*TASK TO COMPLETE:*
Below are some records. Copy every line in them that holds "JSON".

*RECORDS FOR THIS TASK:*

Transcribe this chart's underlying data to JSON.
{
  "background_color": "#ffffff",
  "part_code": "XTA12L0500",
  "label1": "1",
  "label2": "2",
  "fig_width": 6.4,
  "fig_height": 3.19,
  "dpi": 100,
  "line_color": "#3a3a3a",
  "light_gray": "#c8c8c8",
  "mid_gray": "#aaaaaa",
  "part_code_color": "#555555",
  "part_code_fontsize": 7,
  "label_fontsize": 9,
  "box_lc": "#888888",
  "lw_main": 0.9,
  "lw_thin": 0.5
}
--
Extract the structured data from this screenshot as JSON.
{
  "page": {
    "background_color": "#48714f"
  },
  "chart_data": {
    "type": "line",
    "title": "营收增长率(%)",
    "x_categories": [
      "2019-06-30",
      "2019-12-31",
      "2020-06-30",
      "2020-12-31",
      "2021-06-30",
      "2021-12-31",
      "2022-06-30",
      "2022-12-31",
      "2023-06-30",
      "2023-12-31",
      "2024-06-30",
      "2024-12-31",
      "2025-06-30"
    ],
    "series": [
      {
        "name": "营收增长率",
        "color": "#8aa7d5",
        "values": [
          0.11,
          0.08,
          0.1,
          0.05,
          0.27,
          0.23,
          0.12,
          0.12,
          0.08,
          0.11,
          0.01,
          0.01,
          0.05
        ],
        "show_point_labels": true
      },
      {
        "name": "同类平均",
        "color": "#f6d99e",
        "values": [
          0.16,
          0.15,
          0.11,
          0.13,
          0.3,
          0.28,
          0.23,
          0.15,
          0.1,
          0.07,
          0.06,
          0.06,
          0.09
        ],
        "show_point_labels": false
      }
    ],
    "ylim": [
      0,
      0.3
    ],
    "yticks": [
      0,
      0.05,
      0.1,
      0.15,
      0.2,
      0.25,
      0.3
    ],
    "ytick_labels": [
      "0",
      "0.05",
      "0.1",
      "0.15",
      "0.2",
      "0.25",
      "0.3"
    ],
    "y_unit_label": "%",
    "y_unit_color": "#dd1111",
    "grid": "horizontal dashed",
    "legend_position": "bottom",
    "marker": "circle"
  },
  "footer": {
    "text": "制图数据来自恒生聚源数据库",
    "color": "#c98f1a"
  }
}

*RESPONSE BELOW:*
Transcribe this chart's underlying data to JSON.
Extract the structured data from this screenshot as JSON.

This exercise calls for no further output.